**DOCUMENT PASSAGE**
════
United States District Court, S.D. New York
Apr 4, 2006
No. 01 Civ. 0815 (DC) (S.D.N.Y. Apr. 4, 2006)

Opinion

No. 01 Civ. 0815 (DC).

April 4, 2006

BAKER McKENZIE LLP, Richard A. DePalma, Esq., Kathryn M. Ryan, Esq., Lindsay A. Bush, Esq., New York, New York, Attorneys for Plaintiff.

SEIDMAN ASSOCIATES, LLC, Mitchell B. Seidman, Esq., Andrew Pincus, Esq., Hasbrouck Heights, New Jersey, Attorneys for Defendants.


MEMORANDUM DECISION


On September 20, 2005, a jury rendered a verdict in favor of plaintiff Bank of China, New York Branch (the "Bank") on its claims of fraud, aiding and abetting a breach of fiduciary duty, and violations of the Racketeer Influenced and Corrupt Organizations Act ("RICO") against defendants John Chou, Sherry Liu, Shumin Wang, Dao Zhong Liu, and Hui Lui. The jury awarded compensatory damages to the Bank in the amount of $34,312,794.56, inclusive of interest as of January 1, 2002.

Before the Court are two motions: (1) defendants move pursuant to Fed.R.Civ.P. 50(b) for judgment as a matter of law dismissing the claims against Shumin Wang and Dao Zhong Liu or, alternatively, pursuant to Fed.R.Civ.P. 59 for a new trial; and (2) the Bank moves for interest, treble damages, attorneys' fees, and entry of judgment.
════
**ROWS**
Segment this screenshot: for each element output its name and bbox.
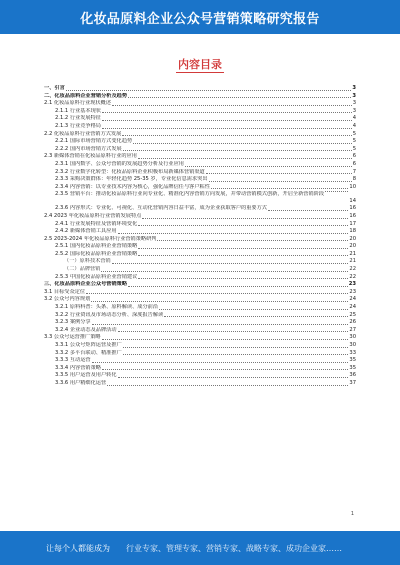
toc-entry-page: 3 — [352, 100, 356, 107]
toc-leader-dots — [138, 255, 348, 256]
footer-band — [0, 531, 400, 565]
toc-leader-dots — [102, 128, 352, 129]
toc-entry-text: 2.4.2 新媒体营销工具应用 — [55, 228, 117, 235]
toc-entry-page: 4 — [352, 122, 356, 129]
toc-leader-dots — [164, 316, 348, 317]
toc-entry[interactable] — [44, 258, 356, 266]
toc-entry-text: （二）品牌营销 — [64, 266, 101, 273]
toc-entry-page: 23 — [349, 288, 356, 295]
toc-entry[interactable] — [44, 334, 356, 342]
toc-entry-text: 3.3.2 多平台联动、精准推广 — [55, 349, 122, 356]
toc-entry-page: 7 — [352, 168, 356, 175]
toc-entry-page: 33 — [349, 349, 356, 356]
toc-leader-dots — [123, 354, 349, 355]
toc-entry-page: 24 — [349, 296, 356, 303]
toc-entry-text: 三、化妆品原料企业公众号营销策略 — [44, 281, 128, 288]
toc-entry[interactable] — [44, 251, 356, 259]
toc-entry[interactable] — [44, 138, 356, 146]
toc-entry-text: 2.3.2 行业数字化转型：化妆品原料企业积极布局新媒体营销渠道 — [55, 168, 205, 175]
toc-entry[interactable] — [44, 372, 356, 380]
toc-entry-text: 2.1.3 行业竞争格局 — [55, 122, 101, 129]
footer-slogan: 让每个人都能成为 — [46, 543, 110, 553]
toc-entry-page: 24 — [349, 304, 356, 311]
toc-leader-dots — [118, 233, 349, 234]
toc-leader-dots — [112, 263, 349, 264]
toc-leader-dots — [102, 120, 352, 121]
toc-entry-text: 3.3 公众号运营推广策略 — [44, 334, 101, 341]
toc-entry-text: 3.1 目标受众定位 — [44, 288, 86, 295]
footer-tags: 行业专家、管理专家、营销专家、战略专家、成功企业家…… — [126, 543, 342, 553]
toc-entry-page: 3 — [352, 107, 356, 114]
toc-leader-dots — [102, 339, 349, 340]
toc-leader-dots — [66, 90, 352, 91]
toc-leader-dots — [206, 173, 352, 174]
toc-entry-page: 8 — [352, 176, 356, 183]
toc-entry[interactable] — [44, 205, 356, 213]
toc-leader-dots — [268, 210, 348, 211]
toc-entry[interactable] — [44, 146, 356, 154]
toc-entry[interactable] — [44, 243, 356, 251]
toc-entry[interactable] — [44, 274, 356, 282]
toc-entry-page: 35 — [349, 364, 356, 371]
toc-leader-dots — [86, 293, 348, 294]
toc-entry-page: 6 — [352, 153, 356, 160]
toc-entry-text: 2.4 2023 年化妆品原料行业营销发展特点 — [44, 212, 142, 219]
toc-entry-text: 2.5.1 国内化妆品原料企业营销策略 — [55, 243, 138, 250]
toc-leader-dots — [92, 362, 349, 363]
toc-entry-text: 2.5.3 中国化妆品原料企业营销建议 — [55, 273, 138, 280]
toc-entry-page: 4 — [352, 115, 356, 122]
toc-leader-dots — [138, 225, 348, 226]
toc-entry-text: 2.5 2023-2024 年化妆品原料行业营销策略研判 — [44, 235, 157, 242]
toc-entry-page: 10 — [349, 183, 356, 190]
toc-leader-dots — [185, 166, 352, 167]
toc-entry[interactable] — [44, 184, 356, 192]
toc-entry-page: 37 — [349, 379, 356, 386]
toc-entry-page: 14 — [349, 198, 356, 205]
toc-entry-text: 3.2.3 案例分享 — [55, 319, 91, 326]
toc-entry-page: 20 — [349, 235, 356, 242]
toc-entry-text: 2.2.2 国内市场营销方式发展 — [55, 145, 122, 152]
toc-entry-page: 5 — [352, 145, 356, 152]
toc-leader-dots — [101, 271, 348, 272]
toc-entry-page: 30 — [349, 342, 356, 348]
toc-entry-page: 35 — [349, 357, 356, 364]
toc-leader-dots — [122, 135, 351, 136]
toc-entry-text: 2.1.1 行业基本现状 — [55, 107, 101, 114]
toc-entry-text: 3.3.1 公众号矩阵运营及推广 — [55, 342, 122, 348]
toc-entry[interactable] — [44, 380, 356, 388]
toc-entry-text: 2.2.1 国际市场营销方式变化趋势 — [55, 138, 133, 145]
toc-title: 内容目录 — [178, 58, 222, 71]
toc-entry-text: 3.2.4 企业动态及品牌活动 — [55, 326, 117, 333]
toc-entry[interactable] — [44, 176, 356, 184]
toc-leader-dots — [118, 331, 349, 332]
toc-entry[interactable] — [44, 350, 356, 358]
toc-entry[interactable] — [44, 123, 356, 131]
toc-entry-page: 20 — [349, 243, 356, 250]
toc-leader-dots — [211, 188, 348, 189]
toc-leader-dots — [128, 286, 348, 287]
toc-entry[interactable] — [44, 191, 356, 205]
toc-entry-text: （一）原料技术营销 — [64, 258, 111, 265]
toc-entry[interactable] — [44, 85, 356, 93]
toc-entry-text: 2.3 新媒体营销在化妆品原料行业的应用 — [44, 153, 137, 160]
toc-entry-text: 3.3.3 互动运营 — [55, 357, 91, 364]
table-of-contents — [44, 85, 356, 388]
toc-leader-dots — [138, 158, 352, 159]
toc-entry-text: 二、化妆品原料企业营销分析及趋势 — [44, 92, 128, 99]
toc-entry-text: 2.3.6 内容形式：专业化、可视化、互动化营销内容日益丰富，成为企业获取客户的重要方式 — [55, 205, 267, 212]
toc-title-underline — [176, 72, 224, 73]
toc-entry[interactable] — [44, 266, 356, 274]
toc-leader-dots — [209, 181, 352, 182]
toc-entry-page: 22 — [349, 266, 356, 273]
toc-entry[interactable] — [44, 296, 356, 304]
toc-entry[interactable] — [44, 221, 356, 229]
toc-entry[interactable] — [44, 169, 356, 177]
toc-entry[interactable] — [44, 100, 356, 108]
toc-leader-dots — [91, 301, 348, 302]
toc-leader-dots — [118, 377, 349, 378]
toc-entry-text: 3.2.2 行业资讯及市场动态分析、深度报告解读 — [55, 311, 164, 318]
toc-entry-text: 2.3.3 采购决策群体：年轻化趋势 25-35 岁，专业化信息需求突出 — [55, 176, 208, 183]
toc-entry-page: 5 — [352, 138, 356, 145]
toc-entry[interactable] — [44, 93, 356, 101]
toc-leader-dots — [142, 218, 348, 219]
toc-entry-page: 21 — [349, 258, 356, 265]
page-number: 1 — [350, 511, 354, 517]
toc-entry-text: 2.3.1 国内数字、公众号营销的发展趋势分析及行业应用 — [55, 160, 184, 167]
toc-entry[interactable] — [44, 342, 356, 350]
toc-entry-text: 2.3.4 内容营销：以专业技术内容为核心，强化品牌信任与客户粘性 — [55, 183, 210, 190]
toc-entry-page: 23 — [348, 281, 356, 288]
toc-entry-text: 2.1 化妆品原料行业现状概述 — [44, 100, 111, 107]
toc-entry-page: 30 — [349, 334, 356, 341]
toc-entry-text: 2.1.2 行业发展特征 — [55, 115, 101, 122]
toc-entry[interactable] — [44, 236, 356, 244]
toc-leader-dots — [107, 385, 348, 386]
toc-entry[interactable] — [44, 357, 356, 365]
toc-leader-dots — [133, 143, 352, 144]
toc-leader-dots — [159, 309, 348, 310]
toc-entry-page: 6 — [352, 160, 356, 167]
toc-leader-dots — [123, 347, 349, 348]
toc-entry-text: 3.2 公众号内容规划 — [44, 296, 91, 303]
toc-entry-page: 18 — [349, 228, 356, 235]
toc-leader-dots — [325, 191, 348, 192]
toc-entry-page: 36 — [349, 372, 356, 379]
toc-entry-page: 22 — [349, 273, 356, 280]
toc-entry-text: 3.3.4 内容营销策略 — [55, 364, 101, 371]
toc-entry-page: 17 — [349, 220, 356, 227]
toc-entry[interactable] — [44, 281, 356, 289]
toc-entry[interactable] — [44, 304, 356, 312]
toc-entry[interactable] — [44, 131, 356, 139]
toc-entry-text: 3.2.1 原料科普：头条、原料解读、成分前沿 — [55, 304, 159, 311]
toc-entry-page: 16 — [349, 212, 356, 219]
toc-entry-page: 25 — [349, 311, 356, 318]
toc-leader-dots — [112, 105, 352, 106]
toc-leader-dots — [128, 97, 351, 98]
document-title: 化妆品原料企业公众号营销策略研究报告 — [80, 11, 320, 27]
toc-entry[interactable] — [44, 327, 356, 335]
toc-entry-text: 3.3.5 用户运营及用户转化 — [55, 372, 117, 379]
toc-entry[interactable] — [44, 319, 356, 327]
toc-entry-text: 一、引言 — [44, 85, 65, 91]
toc-entry[interactable] — [44, 365, 356, 373]
toc-entry-text: 3.3.6 用户精细化运营 — [55, 379, 107, 386]
toc-entry[interactable] — [44, 161, 356, 169]
toc-entry[interactable] — [44, 115, 356, 123]
toc-entry-page: 5 — [352, 130, 356, 137]
toc-entry-page: 27 — [349, 326, 356, 333]
header-band — [0, 0, 400, 34]
toc-entry-text: 2.3.5 营销平台：推动化妆品原料行业向专业化、精准化内容营销方向发展，并带动营销模式创新，开启全新营销阶段 — [55, 191, 325, 198]
toc-entry-text: 2.5.2 国际化妆品原料企业营销策略 — [55, 250, 138, 257]
toc-leader-dots — [138, 278, 348, 279]
toc-entry-text: 2.2 化妆品原料行业营销方式发展 — [44, 130, 122, 137]
toc-entry[interactable] — [44, 289, 356, 297]
toc-entry-page: 16 — [349, 205, 356, 212]
toc-leader-dots — [157, 240, 348, 241]
toc-leader-dots — [138, 248, 348, 249]
toc-leader-dots — [102, 369, 348, 370]
toc-entry-page: 3 — [352, 92, 356, 99]
toc-entry-page: 26 — [349, 319, 356, 326]
toc-entry-text: 2.4.1 行业发展特征及营销环境变化 — [55, 220, 138, 227]
toc-entry[interactable] — [44, 213, 356, 221]
toc-entry[interactable] — [44, 108, 356, 116]
toc-entry[interactable] — [44, 153, 356, 161]
toc-entry[interactable] — [44, 312, 356, 320]
toc-entry-page: 3 — [352, 85, 356, 91]
toc-entry[interactable] — [44, 228, 356, 236]
toc-entry-page: 21 — [349, 250, 356, 257]
toc-leader-dots — [102, 112, 352, 113]
toc-leader-dots — [123, 150, 352, 151]
toc-leader-dots — [92, 324, 349, 325]
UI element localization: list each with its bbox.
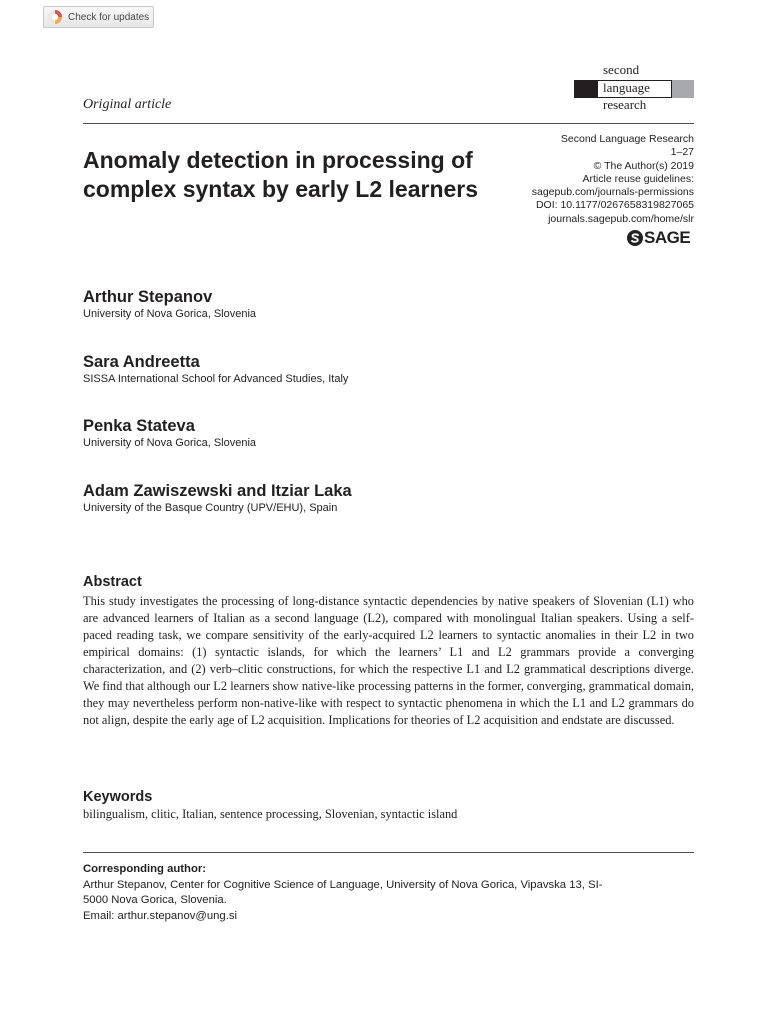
════
**WHAT IS EXPECTED**
Write a continuation of the Bank of China court opinion, beginning after the sentence describing the two motions before the Court. The data presented here are separate material and bear no relation to the court opinion above.

**RESPONSE TO THIS EXERCISE**
1. Defendants' Motion

Defendants seek only to set aside the jury's verdict as to Shumin Wang and Dao Zhong Liu, on the theory that there was insufficient evidence that they were knowingly involved in the fraud.

The motion is denied. First, the motion is procedurally barred. Defendants moved "to dismiss" the claims against Shumin Wang and Dao Zhong Liu at the end of the Bank's case. (Tr. 1440). Although defendants did not designate it as such, the motion was in essence a Rule 50(a) motion for judgment as a matter of law. Defendants failed, however, to renew the motion or otherwise move for judgment as a matter of law at the close of all the evidence. (See Tr. 1909-21). Hence, they are precluded from moving for judgment as a matter of law now.

Rule 50(b) provides in part:

If, for any reason, the court does not grant a motion for judgment as a matter of law made at the close of all the evidence, the court is considered to have submitted the action to the jury subject to the court's later deciding the legal questions raised by the motion. The movant may renew its request for judgment as a matter of law by filing a motion no later than 10 days after entry of judgment. . . .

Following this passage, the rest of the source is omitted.